SHORT TASK =
Quote the listing below in full and exactly as written, but omit every picture.

THE INPUT =
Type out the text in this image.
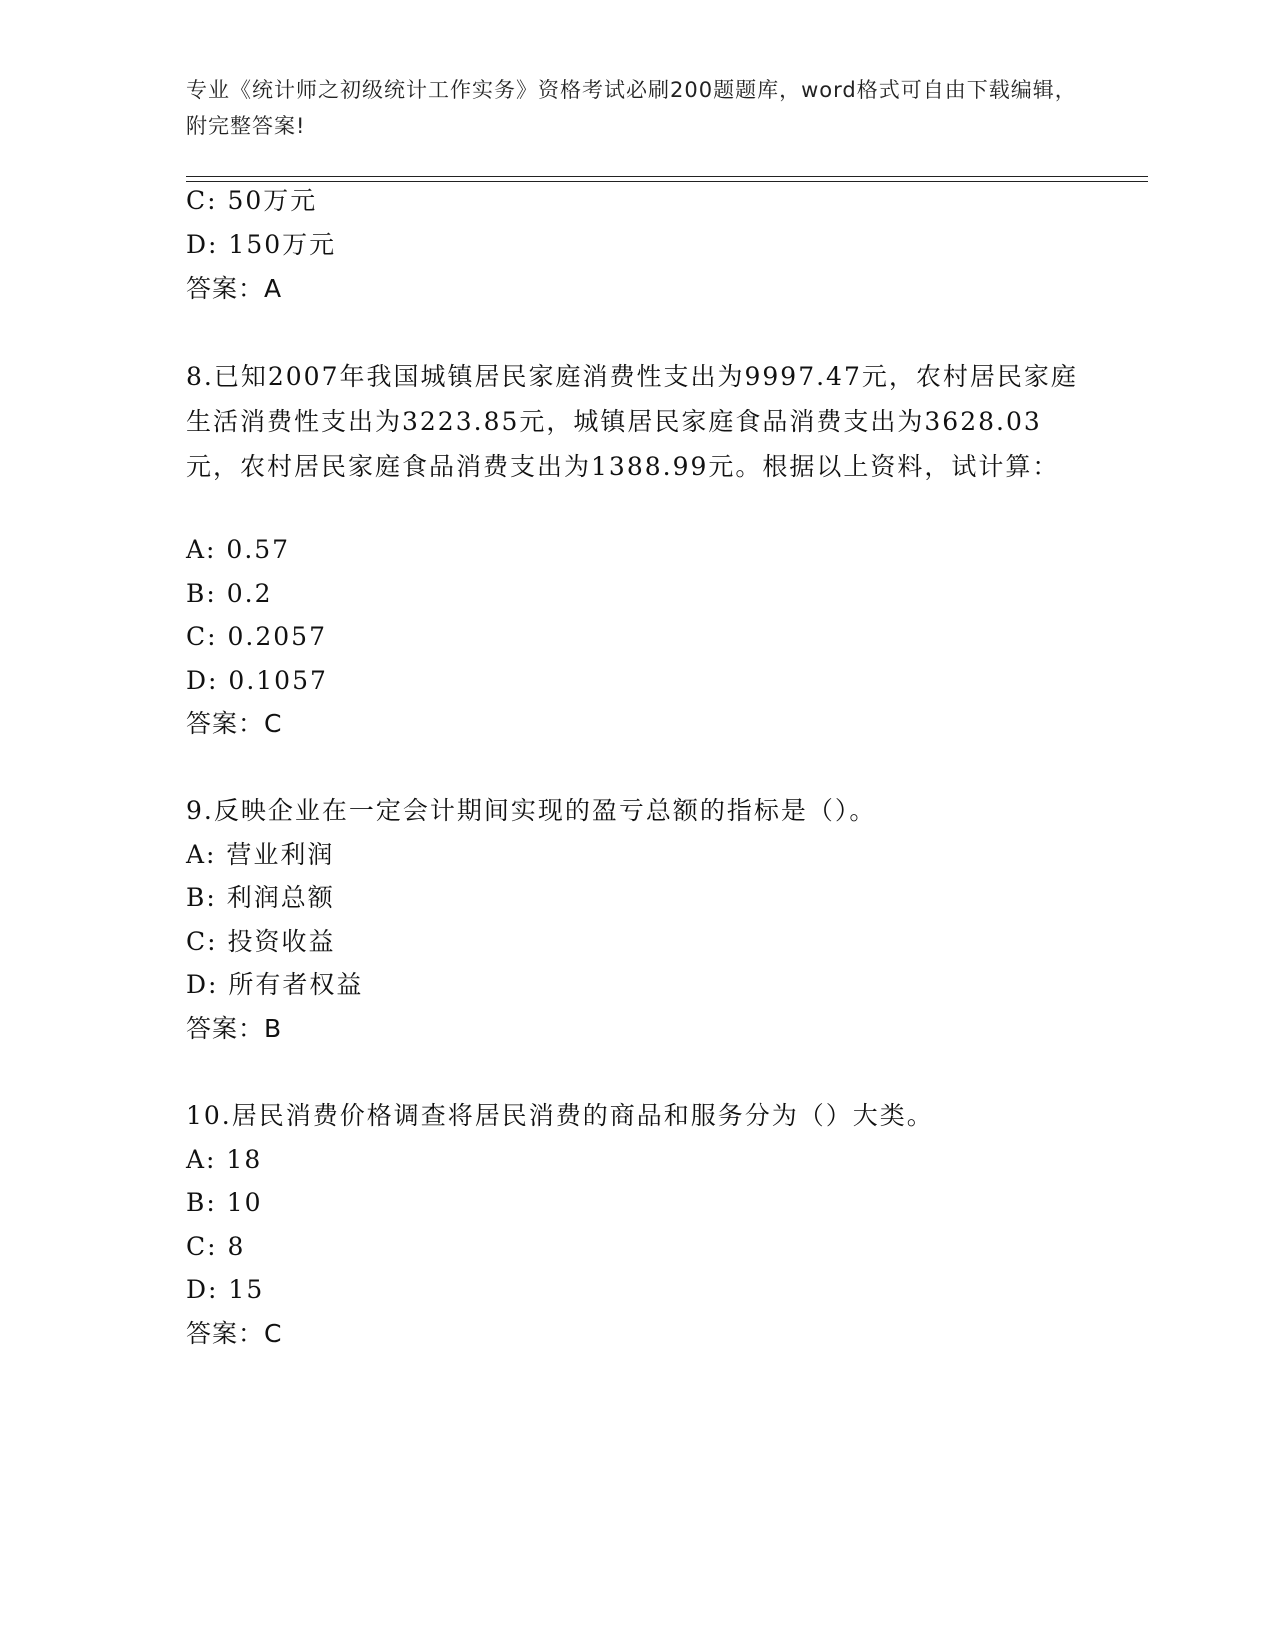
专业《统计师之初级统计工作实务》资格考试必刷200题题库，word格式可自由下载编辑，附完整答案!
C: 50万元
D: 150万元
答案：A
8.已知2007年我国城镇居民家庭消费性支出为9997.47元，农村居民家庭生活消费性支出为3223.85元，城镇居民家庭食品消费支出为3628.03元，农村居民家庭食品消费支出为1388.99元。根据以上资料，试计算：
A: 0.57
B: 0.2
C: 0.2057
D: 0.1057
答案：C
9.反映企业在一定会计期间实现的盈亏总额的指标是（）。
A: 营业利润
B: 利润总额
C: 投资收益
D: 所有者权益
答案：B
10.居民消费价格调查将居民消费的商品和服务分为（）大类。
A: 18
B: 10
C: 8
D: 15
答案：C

COMPLETE ANSWER =
Type out the text in this image.
专业《统计师之初级统计工作实务》资格考试必刷200题题库，word格式可自由下载编辑，附完整答案!
C: 50万元
D: 150万元
答案：A
8.已知2007年我国城镇居民家庭消费性支出为9997.47元，农村居民家庭生活消费性支出为3223.85元，城镇居民家庭食品消费支出为3628.03元，农村居民家庭食品消费支出为1388.99元。根据以上资料，试计算：
A: 0.57
B: 0.2
C: 0.2057
D: 0.1057
答案：C
9.反映企业在一定会计期间实现的盈亏总额的指标是（）。
A: 营业利润
B: 利润总额
C: 投资收益
D: 所有者权益
答案：B
10.居民消费价格调查将居民消费的商品和服务分为（）大类。
A: 18
B: 10
C: 8
D: 15
答案：C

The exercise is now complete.